Can you lay out the lines from the start of the entries through the line containing "193, 57, 213]" as a Markdown table, with each line's number under Row and its text under Entry line, leaving out any blank lines?

(Stored items from a collection)

-- Begin --

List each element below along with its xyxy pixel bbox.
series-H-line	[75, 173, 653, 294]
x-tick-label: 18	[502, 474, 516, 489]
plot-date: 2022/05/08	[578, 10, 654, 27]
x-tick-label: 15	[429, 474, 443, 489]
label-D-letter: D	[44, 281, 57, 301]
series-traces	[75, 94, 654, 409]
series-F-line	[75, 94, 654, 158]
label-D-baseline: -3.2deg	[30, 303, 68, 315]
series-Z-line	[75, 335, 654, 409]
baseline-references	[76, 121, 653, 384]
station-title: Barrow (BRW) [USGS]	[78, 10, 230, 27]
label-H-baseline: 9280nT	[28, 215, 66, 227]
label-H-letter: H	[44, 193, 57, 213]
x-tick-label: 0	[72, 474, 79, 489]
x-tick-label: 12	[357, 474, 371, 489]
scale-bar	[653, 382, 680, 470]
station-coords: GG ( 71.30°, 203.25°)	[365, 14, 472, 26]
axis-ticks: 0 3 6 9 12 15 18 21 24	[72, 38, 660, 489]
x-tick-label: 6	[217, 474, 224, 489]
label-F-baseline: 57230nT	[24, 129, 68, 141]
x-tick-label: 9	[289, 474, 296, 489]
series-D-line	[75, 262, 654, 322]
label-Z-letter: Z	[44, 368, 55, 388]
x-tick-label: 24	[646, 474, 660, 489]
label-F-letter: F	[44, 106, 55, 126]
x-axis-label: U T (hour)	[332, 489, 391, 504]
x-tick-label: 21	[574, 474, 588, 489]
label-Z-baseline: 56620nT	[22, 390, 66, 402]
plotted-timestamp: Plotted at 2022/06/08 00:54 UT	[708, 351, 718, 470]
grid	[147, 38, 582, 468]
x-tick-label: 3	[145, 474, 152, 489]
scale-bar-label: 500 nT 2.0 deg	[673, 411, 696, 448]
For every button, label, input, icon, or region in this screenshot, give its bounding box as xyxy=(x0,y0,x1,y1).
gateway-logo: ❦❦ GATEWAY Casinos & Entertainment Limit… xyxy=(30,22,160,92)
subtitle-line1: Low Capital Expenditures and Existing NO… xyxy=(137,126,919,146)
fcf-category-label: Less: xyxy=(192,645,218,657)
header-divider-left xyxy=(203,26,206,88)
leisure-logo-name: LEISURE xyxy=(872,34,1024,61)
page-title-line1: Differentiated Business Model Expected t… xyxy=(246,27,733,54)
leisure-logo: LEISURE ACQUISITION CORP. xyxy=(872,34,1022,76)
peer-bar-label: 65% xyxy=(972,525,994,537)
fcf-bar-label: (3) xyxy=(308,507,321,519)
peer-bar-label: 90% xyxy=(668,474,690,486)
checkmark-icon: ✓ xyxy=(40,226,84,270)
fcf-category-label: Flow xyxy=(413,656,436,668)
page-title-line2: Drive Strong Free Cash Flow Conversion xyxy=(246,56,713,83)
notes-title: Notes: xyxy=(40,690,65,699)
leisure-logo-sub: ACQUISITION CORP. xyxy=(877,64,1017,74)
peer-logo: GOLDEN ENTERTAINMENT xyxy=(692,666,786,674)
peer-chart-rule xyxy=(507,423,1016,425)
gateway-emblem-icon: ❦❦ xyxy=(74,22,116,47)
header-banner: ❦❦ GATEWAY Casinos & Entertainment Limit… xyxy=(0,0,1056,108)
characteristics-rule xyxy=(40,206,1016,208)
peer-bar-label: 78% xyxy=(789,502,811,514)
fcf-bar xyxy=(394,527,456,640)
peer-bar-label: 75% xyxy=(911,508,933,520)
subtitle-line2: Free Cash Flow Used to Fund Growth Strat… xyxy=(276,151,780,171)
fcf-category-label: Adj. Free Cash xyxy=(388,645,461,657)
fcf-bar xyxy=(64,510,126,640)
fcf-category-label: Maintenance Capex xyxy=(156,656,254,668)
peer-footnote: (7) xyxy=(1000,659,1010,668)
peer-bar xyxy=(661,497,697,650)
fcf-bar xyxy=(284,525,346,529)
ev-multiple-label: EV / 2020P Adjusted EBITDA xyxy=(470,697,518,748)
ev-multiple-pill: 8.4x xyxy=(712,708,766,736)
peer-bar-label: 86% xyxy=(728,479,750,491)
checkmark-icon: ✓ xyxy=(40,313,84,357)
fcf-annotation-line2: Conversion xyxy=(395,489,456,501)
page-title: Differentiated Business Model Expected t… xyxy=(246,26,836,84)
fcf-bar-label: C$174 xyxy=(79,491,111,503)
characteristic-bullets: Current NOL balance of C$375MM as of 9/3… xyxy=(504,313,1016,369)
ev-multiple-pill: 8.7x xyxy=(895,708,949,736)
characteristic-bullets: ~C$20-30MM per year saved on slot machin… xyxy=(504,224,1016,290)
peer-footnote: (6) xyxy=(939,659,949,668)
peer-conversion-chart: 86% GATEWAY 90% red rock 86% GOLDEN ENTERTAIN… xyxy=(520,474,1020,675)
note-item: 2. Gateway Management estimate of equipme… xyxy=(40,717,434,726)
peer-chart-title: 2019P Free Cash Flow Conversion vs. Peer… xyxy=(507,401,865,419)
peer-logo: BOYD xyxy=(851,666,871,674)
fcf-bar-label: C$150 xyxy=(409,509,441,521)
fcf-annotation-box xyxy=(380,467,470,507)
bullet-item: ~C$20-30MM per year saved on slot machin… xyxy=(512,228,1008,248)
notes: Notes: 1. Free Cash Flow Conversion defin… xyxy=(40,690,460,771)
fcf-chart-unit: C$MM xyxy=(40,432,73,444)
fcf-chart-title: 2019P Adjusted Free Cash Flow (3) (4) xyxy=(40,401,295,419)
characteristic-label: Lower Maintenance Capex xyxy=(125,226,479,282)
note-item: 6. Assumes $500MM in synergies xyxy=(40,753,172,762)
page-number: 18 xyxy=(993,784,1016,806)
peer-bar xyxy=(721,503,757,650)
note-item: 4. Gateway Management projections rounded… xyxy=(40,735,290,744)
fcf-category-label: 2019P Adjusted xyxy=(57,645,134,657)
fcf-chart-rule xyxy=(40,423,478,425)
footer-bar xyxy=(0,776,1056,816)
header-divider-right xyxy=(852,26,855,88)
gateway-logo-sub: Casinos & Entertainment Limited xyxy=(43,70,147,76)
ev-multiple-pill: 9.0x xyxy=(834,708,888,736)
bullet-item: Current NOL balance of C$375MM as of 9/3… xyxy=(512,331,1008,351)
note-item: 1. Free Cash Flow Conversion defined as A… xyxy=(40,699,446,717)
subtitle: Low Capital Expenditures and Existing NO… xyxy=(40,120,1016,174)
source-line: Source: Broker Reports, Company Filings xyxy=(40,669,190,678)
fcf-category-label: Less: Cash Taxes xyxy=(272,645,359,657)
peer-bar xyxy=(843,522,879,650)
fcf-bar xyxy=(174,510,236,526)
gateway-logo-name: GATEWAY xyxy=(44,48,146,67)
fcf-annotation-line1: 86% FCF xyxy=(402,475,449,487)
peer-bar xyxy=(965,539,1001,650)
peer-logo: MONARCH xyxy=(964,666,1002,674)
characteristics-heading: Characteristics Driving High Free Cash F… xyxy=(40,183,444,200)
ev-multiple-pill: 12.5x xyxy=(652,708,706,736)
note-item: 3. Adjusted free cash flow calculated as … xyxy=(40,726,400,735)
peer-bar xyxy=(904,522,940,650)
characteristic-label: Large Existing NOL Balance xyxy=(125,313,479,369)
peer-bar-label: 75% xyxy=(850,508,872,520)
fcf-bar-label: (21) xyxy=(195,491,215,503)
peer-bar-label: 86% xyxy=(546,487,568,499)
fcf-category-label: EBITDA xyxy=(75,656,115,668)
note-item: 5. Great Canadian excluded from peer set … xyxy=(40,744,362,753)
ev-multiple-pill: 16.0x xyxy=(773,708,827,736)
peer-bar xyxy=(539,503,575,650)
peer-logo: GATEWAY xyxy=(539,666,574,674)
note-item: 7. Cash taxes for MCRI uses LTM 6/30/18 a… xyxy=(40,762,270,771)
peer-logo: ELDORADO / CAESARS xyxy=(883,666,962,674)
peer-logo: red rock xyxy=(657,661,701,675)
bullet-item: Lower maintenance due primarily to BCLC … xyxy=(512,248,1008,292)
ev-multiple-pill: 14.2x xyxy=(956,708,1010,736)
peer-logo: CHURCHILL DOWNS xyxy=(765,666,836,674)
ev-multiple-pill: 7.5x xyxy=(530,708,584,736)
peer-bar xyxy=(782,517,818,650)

-- End --

■ COMPLETE RESPONSE
| Row | Entry line |
|---|---|
| 1 | List each element below along with its xyxy pixel bbox. |
| 2 | series-H-line	[75, 173, 653, 294] |
| 3 | x-tick-label: 18	[502, 474, 516, 489] |
| 4 | plot-date: 2022/05/08	[578, 10, 654, 27] |
| 5 | x-tick-label: 15	[429, 474, 443, 489] |
| 6 | label-D-letter: D	[44, 281, 57, 301] |
| 7 | series-traces	[75, 94, 654, 409] |
| 8 | series-F-line	[75, 94, 654, 158] |
| 9 | label-D-baseline: -3.2deg	[30, 303, 68, 315] |
| 10 | series-Z-line	[75, 335, 654, 409] |
| 11 | baseline-references	[76, 121, 653, 384] |
| 12 | station-title: Barrow (BRW) [USGS]	[78, 10, 230, 27] |
| 13 | label-H-baseline: 9280nT	[28, 215, 66, 227] |
| 14 | label-H-letter: H	[44, 193, 57, 213] |